## STATED GOAL
Only lines with the word "name" are needed; collect each of them from the listing below.

## RECORD LIST

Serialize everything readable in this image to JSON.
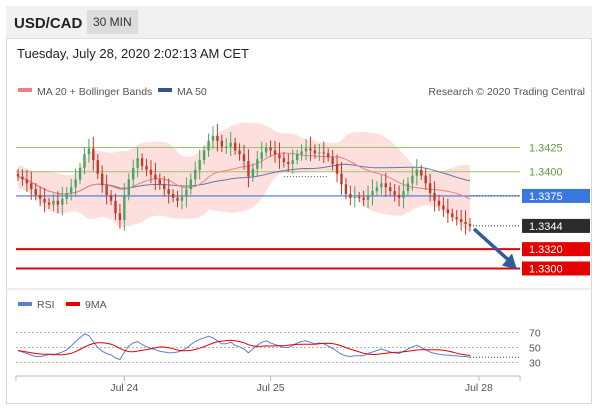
{
  "header": {
    "symbol": "USD/CAD",
    "interval": "30 MIN"
  },
  "timestamp": "Tuesday, July 28, 2020 2:02:13 AM CET",
  "legend": {
    "ma20_label": "MA 20 + Bollinger Bands",
    "ma50_label": "MA 50",
    "credit": "Research © 2020 Trading Central"
  },
  "rsi_legend": {
    "rsi_label": "RSI",
    "ma_label": "9MA"
  },
  "colors": {
    "ma20": "#f08080",
    "ma50": "#2f5597",
    "band_fill": "#fde0de",
    "up_candle": "#4aa564",
    "down_candle": "#c0392b",
    "resistance": "#9dc26c",
    "pivot": "#3a78e0",
    "support": "#e60000",
    "arrow": "#2e5c9e",
    "rsi": "#5b7fd8",
    "rsi_ma": "#e60000"
  },
  "chart_data": [
    {
      "type": "candlestick",
      "title": "USD/CAD",
      "interval": "30 MIN",
      "ylim": [
        1.3285,
        1.347
      ],
      "x_ticks": [
        {
          "label": "Jul 24",
          "index": 24
        },
        {
          "label": "Jul 25",
          "index": 57
        },
        {
          "label": "Jul 28",
          "index": 104
        }
      ],
      "series": [
        {
          "name": "MA 20 + Bollinger Bands",
          "kind": "line"
        },
        {
          "name": "MA 50",
          "kind": "line"
        }
      ],
      "levels": [
        {
          "value": 1.3425,
          "label": "1.3425",
          "kind": "resistance"
        },
        {
          "value": 1.34,
          "label": "1.3400",
          "kind": "resistance"
        },
        {
          "value": 1.3375,
          "label": "1.3375",
          "kind": "pivot"
        },
        {
          "value": 1.3344,
          "label": "1.3344",
          "kind": "last"
        },
        {
          "value": 1.332,
          "label": "1.3320",
          "kind": "support"
        },
        {
          "value": 1.33,
          "label": "1.3300",
          "kind": "support"
        }
      ],
      "close": [
        1.3395,
        1.3392,
        1.3388,
        1.3382,
        1.3376,
        1.3372,
        1.3368,
        1.3366,
        1.337,
        1.3366,
        1.3372,
        1.3378,
        1.3384,
        1.3392,
        1.3404,
        1.3418,
        1.3424,
        1.3412,
        1.3398,
        1.3386,
        1.3376,
        1.337,
        1.3357,
        1.335,
        1.3376,
        1.3392,
        1.3404,
        1.3414,
        1.3406,
        1.3402,
        1.3397,
        1.3392,
        1.3387,
        1.3382,
        1.3377,
        1.3373,
        1.337,
        1.3374,
        1.3382,
        1.3392,
        1.3402,
        1.3412,
        1.3422,
        1.3432,
        1.3437,
        1.3432,
        1.3426,
        1.3426,
        1.343,
        1.3422,
        1.3418,
        1.3411,
        1.3395,
        1.3403,
        1.3413,
        1.342,
        1.3425,
        1.3422,
        1.3418,
        1.3414,
        1.341,
        1.3408,
        1.3412,
        1.3418,
        1.3421,
        1.3424,
        1.3422,
        1.3419,
        1.342,
        1.3419,
        1.3415,
        1.3408,
        1.3398,
        1.3387,
        1.3377,
        1.3373,
        1.3374,
        1.3373,
        1.3371,
        1.3376,
        1.338,
        1.3384,
        1.3388,
        1.3384,
        1.338,
        1.3376,
        1.3373,
        1.338,
        1.3388,
        1.3396,
        1.3402,
        1.3396,
        1.3388,
        1.3378,
        1.337,
        1.3365,
        1.3361,
        1.3357,
        1.3353,
        1.3351,
        1.3348,
        1.3346,
        1.3344
      ],
      "rsi": [
        46,
        44,
        42,
        40,
        38,
        38,
        39,
        41,
        40,
        42,
        44,
        47,
        52,
        58,
        63,
        68,
        66,
        58,
        50,
        45,
        42,
        40,
        36,
        34,
        44,
        52,
        56,
        58,
        54,
        51,
        49,
        47,
        45,
        44,
        43,
        43,
        44,
        46,
        49,
        54,
        58,
        61,
        63,
        65,
        63,
        59,
        55,
        55,
        57,
        53,
        51,
        48,
        43,
        48,
        53,
        57,
        59,
        56,
        54,
        52,
        50,
        50,
        53,
        56,
        58,
        59,
        57,
        55,
        56,
        55,
        52,
        49,
        45,
        41,
        39,
        38,
        39,
        39,
        39,
        42,
        44,
        46,
        48,
        46,
        44,
        43,
        42,
        45,
        48,
        51,
        53,
        50,
        47,
        44,
        42,
        41,
        40,
        40,
        39,
        39,
        38,
        38,
        37
      ],
      "rsi_ticks": [
        30,
        50,
        70
      ],
      "rsi_ylim": [
        20,
        80
      ]
    }
  ]
}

## WRITTEN ANSWER
          "name": "MA 20 + Bollinger Bands",
          "name": "MA 50",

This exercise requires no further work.